» To be done:
Among the entries below, count the lines where the string "viranhaltijan" occurs, and give only the number.

----

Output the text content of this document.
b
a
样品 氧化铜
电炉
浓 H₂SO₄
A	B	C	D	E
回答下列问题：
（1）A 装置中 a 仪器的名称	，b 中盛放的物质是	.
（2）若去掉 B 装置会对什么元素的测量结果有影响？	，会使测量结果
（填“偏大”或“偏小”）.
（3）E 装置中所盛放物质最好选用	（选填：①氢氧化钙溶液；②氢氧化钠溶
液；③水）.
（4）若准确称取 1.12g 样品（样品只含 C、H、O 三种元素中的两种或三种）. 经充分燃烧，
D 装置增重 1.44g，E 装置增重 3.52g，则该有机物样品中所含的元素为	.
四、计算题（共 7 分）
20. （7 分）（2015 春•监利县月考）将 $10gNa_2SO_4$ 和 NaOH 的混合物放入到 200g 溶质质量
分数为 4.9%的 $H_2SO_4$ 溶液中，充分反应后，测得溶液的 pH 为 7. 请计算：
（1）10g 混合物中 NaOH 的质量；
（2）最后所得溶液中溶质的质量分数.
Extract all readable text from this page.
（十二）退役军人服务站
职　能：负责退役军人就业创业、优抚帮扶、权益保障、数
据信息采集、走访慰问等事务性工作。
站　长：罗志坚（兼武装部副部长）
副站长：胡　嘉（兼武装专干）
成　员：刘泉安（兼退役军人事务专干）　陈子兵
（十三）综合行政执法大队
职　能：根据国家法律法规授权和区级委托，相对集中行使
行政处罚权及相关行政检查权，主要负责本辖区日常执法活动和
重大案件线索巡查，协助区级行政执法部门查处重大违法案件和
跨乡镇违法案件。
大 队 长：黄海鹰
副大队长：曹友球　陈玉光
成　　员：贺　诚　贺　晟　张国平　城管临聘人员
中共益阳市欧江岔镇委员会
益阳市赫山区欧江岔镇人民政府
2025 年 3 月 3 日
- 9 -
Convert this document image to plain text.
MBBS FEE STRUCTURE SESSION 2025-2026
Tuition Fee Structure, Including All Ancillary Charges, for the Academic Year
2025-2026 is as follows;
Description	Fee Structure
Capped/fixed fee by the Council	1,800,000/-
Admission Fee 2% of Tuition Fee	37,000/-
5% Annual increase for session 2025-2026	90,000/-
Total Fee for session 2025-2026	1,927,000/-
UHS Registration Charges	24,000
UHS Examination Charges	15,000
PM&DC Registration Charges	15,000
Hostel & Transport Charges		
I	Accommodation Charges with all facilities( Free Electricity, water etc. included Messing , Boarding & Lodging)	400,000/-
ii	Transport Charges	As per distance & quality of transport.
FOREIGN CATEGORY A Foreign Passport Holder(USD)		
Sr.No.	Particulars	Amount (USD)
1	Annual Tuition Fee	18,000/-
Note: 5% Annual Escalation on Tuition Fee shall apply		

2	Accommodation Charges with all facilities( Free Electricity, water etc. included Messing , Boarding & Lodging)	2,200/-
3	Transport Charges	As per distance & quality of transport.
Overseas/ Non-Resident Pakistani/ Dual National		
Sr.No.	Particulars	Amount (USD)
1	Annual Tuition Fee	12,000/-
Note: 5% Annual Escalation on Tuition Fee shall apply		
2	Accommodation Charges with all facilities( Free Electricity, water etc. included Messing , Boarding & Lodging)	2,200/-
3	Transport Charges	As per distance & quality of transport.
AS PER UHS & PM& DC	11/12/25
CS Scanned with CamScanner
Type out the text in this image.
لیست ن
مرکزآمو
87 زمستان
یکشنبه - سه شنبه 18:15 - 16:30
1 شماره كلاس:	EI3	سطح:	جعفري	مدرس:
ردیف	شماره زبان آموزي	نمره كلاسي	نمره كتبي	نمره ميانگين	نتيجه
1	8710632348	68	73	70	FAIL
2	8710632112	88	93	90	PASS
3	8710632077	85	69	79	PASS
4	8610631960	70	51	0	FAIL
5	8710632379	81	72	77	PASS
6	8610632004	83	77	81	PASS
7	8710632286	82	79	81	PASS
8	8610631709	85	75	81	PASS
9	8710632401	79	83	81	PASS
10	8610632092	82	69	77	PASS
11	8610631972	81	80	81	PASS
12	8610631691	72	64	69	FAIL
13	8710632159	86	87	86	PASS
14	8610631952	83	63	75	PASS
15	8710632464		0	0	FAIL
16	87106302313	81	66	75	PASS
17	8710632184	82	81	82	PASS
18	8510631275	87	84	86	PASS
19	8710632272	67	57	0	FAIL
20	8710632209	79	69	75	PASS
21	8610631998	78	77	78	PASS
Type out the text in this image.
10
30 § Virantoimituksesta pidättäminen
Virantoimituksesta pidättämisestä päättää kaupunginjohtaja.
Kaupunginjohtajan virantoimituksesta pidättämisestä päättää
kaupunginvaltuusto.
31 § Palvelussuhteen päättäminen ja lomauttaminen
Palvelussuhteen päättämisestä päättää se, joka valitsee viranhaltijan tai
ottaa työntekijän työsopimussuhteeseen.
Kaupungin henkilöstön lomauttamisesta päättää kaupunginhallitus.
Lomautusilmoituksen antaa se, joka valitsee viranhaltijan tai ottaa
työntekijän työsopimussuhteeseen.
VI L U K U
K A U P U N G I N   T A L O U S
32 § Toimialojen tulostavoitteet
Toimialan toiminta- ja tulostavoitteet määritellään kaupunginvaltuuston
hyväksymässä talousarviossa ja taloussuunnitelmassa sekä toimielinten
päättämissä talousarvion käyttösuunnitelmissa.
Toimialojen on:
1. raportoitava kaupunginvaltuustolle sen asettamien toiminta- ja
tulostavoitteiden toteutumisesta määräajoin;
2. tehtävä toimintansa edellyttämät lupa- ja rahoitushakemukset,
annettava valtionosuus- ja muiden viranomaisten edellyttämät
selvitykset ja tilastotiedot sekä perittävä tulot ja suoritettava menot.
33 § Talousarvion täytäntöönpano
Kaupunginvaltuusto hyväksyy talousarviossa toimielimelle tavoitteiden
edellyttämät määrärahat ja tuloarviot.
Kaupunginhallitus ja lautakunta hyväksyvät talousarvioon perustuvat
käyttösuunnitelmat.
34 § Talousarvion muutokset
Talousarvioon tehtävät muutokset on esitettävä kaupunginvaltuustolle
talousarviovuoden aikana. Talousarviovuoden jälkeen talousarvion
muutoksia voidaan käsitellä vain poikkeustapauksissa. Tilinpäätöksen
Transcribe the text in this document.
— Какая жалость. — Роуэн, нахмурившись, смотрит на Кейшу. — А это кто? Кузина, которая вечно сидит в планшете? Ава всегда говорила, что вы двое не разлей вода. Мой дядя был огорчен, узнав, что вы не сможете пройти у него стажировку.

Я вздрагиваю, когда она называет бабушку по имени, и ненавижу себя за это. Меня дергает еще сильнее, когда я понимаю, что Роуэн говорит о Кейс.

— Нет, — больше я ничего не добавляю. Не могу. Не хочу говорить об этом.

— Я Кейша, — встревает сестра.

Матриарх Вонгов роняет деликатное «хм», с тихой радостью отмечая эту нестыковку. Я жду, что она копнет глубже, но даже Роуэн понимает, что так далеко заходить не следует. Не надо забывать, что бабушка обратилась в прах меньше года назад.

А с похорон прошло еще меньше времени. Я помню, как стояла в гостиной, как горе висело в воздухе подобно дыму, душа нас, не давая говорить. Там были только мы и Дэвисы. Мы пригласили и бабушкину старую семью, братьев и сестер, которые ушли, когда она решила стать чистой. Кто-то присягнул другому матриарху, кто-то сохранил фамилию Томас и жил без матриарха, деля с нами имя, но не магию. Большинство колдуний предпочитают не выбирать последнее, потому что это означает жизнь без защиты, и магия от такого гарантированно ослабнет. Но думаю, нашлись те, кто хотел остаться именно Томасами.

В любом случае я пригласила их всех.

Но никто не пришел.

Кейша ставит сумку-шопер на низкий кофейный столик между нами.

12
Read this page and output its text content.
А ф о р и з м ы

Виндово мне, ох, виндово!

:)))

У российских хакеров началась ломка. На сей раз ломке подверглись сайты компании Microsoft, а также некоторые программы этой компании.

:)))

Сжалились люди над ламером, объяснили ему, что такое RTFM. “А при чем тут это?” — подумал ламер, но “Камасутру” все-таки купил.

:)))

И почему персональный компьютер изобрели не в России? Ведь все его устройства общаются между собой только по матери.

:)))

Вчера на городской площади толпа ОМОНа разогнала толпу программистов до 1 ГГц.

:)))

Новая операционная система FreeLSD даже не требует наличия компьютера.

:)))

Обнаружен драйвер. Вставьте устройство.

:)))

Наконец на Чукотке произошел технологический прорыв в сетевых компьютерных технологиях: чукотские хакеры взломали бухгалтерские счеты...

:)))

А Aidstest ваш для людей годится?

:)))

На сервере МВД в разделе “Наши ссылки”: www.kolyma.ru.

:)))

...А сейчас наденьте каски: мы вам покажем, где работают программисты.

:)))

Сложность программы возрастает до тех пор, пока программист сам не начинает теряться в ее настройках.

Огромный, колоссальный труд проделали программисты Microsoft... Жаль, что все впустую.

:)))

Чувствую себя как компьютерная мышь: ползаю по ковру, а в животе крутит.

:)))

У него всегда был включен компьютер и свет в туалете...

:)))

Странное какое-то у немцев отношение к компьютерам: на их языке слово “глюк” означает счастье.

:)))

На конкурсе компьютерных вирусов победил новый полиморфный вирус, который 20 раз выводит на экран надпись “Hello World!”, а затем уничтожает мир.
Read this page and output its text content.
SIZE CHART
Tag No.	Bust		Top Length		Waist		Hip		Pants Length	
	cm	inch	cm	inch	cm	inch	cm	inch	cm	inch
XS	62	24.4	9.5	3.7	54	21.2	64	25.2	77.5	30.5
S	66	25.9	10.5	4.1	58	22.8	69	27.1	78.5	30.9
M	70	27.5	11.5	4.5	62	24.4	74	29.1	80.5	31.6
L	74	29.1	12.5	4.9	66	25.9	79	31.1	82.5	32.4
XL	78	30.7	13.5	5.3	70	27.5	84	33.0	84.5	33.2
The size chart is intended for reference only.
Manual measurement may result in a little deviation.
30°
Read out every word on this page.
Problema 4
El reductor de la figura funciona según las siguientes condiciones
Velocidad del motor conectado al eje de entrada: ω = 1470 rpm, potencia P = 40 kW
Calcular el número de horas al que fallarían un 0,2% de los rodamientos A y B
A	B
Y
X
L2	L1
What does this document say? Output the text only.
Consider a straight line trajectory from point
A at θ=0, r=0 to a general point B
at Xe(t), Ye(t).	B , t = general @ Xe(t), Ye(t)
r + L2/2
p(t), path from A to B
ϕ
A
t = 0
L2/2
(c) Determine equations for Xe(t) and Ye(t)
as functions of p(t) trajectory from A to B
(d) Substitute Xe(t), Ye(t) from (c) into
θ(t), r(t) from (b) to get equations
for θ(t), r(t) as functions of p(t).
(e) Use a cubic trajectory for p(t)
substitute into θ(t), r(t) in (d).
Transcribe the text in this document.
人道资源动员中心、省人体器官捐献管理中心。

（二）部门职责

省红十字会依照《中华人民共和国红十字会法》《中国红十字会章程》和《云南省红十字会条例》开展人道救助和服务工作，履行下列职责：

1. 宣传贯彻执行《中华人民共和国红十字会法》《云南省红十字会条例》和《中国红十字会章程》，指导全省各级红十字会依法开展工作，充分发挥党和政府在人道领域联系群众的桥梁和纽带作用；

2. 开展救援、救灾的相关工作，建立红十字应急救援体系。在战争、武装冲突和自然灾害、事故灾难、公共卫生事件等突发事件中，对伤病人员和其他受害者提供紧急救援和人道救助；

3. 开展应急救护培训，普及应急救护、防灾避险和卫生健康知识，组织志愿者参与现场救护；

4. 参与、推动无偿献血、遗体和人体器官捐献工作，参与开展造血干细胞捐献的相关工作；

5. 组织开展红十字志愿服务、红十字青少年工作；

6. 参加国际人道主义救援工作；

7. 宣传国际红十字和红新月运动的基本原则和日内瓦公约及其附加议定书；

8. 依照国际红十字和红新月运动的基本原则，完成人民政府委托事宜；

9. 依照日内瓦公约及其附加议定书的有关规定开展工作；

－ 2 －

----

» Solution to this problem:
2